# SEZIONE DEL DOCUMENTO:
Il conservatorismo meloniano (ereditato da Raffaele Fitto, pioniere in Ue dell'adesione al raggruppamento Tory dopo la rottura con il Cav) però per Zecchi ha una declinazione mitologica: "Non sono mica un guardiano che celebra le ceneri del passato, ma penso al futuro con i piedi ben radicati nella tradizione, come la Fenice che vola verso il futuro. Penso a un conservatorismo creativo, con Cavour o Spaventa, fucina di grandi visioni…  L’orizzonte è quello della rivoluzione conservatrice”.

La passione per la politica militante, però, non è iniziata a destra: “Su invito del liberal-socialista Renato Brunetta mi candidai nel 2000 a Venezia, ma lui non divenne sindaco. Poi non sono mai stato estraneo al mondo giovanile della politica. Sono un sessantottino, non di convinzione, ma di età. Quei fermenti li ho vissuti di persona. Non a caso mi chiamano molti ragazzi dei licei per tenere lezioni durante le autogestioni”. “Il mio incontro con la destra? Attraverso Ernst Junger”, racconta ancora Zecchi.

# COME PROCEDERE:
Riporta testualmente la parte del brano su Zecchi da "La passione per" a "racconta ancora Zecchi.".

# DATI REGISTRATI:
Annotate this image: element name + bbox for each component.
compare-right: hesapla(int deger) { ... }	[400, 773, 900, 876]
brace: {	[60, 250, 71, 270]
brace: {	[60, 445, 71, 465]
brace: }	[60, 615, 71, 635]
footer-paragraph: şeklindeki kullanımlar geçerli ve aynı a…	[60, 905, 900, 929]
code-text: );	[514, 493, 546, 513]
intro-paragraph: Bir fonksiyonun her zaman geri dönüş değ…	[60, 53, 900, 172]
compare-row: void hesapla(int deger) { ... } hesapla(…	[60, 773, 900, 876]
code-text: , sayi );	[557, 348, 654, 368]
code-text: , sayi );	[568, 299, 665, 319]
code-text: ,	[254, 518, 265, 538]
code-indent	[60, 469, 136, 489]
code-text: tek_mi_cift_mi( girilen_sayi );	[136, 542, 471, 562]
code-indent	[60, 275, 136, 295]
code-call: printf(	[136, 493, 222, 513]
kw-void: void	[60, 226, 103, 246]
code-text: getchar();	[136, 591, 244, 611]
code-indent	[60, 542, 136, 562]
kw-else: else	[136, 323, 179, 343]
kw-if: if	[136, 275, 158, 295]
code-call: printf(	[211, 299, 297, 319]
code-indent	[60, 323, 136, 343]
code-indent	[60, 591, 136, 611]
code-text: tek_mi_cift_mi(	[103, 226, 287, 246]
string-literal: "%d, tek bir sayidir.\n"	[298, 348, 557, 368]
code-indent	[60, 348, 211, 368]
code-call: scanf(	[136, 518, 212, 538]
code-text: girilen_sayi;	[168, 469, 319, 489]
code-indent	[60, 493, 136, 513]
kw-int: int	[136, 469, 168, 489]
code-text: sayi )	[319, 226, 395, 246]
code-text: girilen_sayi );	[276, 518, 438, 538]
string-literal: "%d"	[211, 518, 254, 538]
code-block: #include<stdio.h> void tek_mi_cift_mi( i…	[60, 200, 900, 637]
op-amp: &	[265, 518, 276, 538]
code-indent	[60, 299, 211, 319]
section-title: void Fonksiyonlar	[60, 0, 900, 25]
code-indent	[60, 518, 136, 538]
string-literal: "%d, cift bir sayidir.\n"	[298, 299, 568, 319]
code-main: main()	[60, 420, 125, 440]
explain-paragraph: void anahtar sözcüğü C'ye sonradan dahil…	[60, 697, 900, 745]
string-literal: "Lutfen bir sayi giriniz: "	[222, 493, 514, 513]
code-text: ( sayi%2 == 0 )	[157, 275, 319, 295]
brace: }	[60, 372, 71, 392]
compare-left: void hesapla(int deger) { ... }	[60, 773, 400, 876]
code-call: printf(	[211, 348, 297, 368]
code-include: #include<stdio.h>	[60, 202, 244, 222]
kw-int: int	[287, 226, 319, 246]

# LA TUA SOLUZIONE:
La passione per la politica militante, però, non è iniziata a destra: “Su invito del liberal-socialista Renato Brunetta mi candidai nel 2000 a Venezia, ma lui non divenne sindaco. Poi non sono mai stato estraneo al mondo giovanile della politica. Sono un sessantottino, non di convinzione, ma di età. Quei fermenti li ho vissuti di persona. Non a caso mi chiamano molti ragazzi dei licei per tenere lezioni durante le autogestioni”. “Il mio incontro con la destra? Attraverso Ernst Junger”, racconta ancora Zecchi.